Records for processing.
>> begin

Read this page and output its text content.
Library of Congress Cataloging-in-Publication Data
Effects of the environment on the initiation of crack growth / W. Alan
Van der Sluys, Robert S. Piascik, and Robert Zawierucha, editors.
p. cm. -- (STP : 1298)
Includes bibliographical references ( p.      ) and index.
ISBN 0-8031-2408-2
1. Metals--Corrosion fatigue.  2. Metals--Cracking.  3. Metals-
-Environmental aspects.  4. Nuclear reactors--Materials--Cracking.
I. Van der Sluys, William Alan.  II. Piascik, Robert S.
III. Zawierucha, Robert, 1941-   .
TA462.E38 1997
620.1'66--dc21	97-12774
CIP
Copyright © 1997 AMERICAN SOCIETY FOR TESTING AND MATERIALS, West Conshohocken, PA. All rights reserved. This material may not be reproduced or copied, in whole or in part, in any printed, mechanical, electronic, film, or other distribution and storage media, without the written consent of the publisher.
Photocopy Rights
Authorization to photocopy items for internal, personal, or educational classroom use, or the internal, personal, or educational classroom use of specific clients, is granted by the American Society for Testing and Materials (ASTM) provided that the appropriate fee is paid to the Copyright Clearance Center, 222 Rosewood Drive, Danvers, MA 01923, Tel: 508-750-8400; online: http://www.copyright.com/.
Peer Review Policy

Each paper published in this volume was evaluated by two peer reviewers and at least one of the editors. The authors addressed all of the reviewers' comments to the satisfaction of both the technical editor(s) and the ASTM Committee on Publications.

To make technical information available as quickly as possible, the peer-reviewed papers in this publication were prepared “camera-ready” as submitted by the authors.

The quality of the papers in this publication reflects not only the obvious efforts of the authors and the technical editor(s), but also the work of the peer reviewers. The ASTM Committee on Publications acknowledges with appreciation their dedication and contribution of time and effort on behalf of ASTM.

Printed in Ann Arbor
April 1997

>> end

Which lines above contain "Cracking"? Show each of them.

1. Metals--Corrosion fatigue.  2. Metals--Cracking.  3. Metals-
-Environmental aspects.  4. Nuclear reactors--Materials--Cracking.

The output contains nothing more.